連邦労働省が5月8日に発表した4月の失業率(季節調整値、速報値)は14.7%と前月の4.4%を10.3ポイント上回り、比較可能な1948年以降で最悪の水準となった。また、非農業部門の就業者数は前月より2,050万人もの減少を記録。新型コロナウイルス感染拡大による経済活動停止の影響が雇用を直撃している。

戦後から現在までの失業率の推移

戦後の失業率の推移を見ると、大きなピークが3回ある。これまでの1カ月の変動幅で最大だったのは、1回目のピーク、第一次オイルショック後の1974年12月から75年1月にかけてだった。この時は7.2%から8.1%へと0.9ポイント悪化した(図1)(注1)

失業率がこれまで最も高まったのは、2回目のピークの1982年11~12月の10.8%。当時は、第二次オイルショック後の1979年12月の6.0%からしだいに上昇。3年かけて4ポイントほど増加し、ピークに達した。

## 課題内容
失業率に関する提示文の「戦後の失業率の推移を見ると、」から「ほど増加し、ピークに達した。」までを、その語句も含めて一字一句そのまま書き写してください。 このレコードは本課題には一切関わりません。

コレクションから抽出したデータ
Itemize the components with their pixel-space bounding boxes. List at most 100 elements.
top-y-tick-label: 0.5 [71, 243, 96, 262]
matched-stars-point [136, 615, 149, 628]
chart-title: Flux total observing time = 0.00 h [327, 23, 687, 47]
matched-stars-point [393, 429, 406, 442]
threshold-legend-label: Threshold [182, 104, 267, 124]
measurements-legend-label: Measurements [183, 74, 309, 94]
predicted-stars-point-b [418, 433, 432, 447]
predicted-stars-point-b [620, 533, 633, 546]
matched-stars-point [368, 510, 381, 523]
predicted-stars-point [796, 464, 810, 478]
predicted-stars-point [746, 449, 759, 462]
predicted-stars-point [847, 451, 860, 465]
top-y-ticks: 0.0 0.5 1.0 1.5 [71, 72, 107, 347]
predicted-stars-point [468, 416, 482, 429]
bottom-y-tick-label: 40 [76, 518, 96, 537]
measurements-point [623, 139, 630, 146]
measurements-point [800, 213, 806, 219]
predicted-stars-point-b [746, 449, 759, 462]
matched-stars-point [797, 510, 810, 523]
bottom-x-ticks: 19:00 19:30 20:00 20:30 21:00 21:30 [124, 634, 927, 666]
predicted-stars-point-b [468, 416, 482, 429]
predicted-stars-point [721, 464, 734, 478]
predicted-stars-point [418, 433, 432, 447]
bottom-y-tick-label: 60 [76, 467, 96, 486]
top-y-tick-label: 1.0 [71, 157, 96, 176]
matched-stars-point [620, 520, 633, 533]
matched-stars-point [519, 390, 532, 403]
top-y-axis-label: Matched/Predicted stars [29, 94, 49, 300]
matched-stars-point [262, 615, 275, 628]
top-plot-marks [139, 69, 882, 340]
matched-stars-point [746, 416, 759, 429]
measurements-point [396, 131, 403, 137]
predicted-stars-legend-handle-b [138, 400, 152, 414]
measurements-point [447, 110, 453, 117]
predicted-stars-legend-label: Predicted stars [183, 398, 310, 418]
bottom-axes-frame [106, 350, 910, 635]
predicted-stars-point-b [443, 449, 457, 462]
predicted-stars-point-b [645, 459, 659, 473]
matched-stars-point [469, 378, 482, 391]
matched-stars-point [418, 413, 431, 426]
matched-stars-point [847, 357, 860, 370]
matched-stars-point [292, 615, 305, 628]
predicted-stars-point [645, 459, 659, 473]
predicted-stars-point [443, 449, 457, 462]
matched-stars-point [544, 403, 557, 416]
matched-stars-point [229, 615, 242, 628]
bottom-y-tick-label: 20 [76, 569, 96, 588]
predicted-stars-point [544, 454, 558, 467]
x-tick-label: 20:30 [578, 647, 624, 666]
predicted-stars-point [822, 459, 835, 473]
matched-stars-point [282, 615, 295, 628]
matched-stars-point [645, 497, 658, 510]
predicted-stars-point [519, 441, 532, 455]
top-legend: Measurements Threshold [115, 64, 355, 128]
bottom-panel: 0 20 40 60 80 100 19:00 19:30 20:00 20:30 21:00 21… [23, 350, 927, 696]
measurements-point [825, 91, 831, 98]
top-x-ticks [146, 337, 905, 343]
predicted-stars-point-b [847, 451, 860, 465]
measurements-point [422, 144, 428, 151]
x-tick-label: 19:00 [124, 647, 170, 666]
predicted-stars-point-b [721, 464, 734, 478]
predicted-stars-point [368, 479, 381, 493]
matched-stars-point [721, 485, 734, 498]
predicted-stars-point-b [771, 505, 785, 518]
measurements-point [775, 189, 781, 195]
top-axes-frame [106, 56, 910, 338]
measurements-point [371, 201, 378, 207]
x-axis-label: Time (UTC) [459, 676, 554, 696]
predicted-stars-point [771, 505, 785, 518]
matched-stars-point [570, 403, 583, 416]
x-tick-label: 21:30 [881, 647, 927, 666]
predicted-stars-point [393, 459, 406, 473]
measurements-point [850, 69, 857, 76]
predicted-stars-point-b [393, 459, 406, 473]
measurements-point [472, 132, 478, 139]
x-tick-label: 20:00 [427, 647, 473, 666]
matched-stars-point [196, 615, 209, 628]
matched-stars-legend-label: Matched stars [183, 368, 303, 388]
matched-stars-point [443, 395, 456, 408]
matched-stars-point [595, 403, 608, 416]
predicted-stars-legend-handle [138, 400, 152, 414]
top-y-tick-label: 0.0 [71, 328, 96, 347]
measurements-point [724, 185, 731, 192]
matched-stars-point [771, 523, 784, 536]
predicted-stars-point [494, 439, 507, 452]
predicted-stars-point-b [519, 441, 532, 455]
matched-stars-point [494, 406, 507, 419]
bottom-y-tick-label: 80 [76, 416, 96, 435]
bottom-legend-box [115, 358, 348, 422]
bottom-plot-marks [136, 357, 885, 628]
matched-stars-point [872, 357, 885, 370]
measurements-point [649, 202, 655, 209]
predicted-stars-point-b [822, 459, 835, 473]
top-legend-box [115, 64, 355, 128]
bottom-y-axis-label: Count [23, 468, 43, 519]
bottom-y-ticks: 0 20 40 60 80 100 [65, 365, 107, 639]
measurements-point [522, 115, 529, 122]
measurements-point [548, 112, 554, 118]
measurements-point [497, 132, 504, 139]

## 解答
戦後の失業率の推移を見ると、大きなピークが3回ある。これまでの1カ月の変動幅で最大だったのは、1回目のピーク、第一次オイルショック後の1974年12月から75年1月にかけてだった。この時は7.2%から8.1%へと0.9ポイント悪化した(図1)(注1)

失業率がこれまで最も高まったのは、2回目のピークの1982年11~12月の10.8%。当時は、第二次オイルショック後の1979年12月の6.0%からしだいに上昇。3年かけて4ポイントほど増加し、ピークに達した。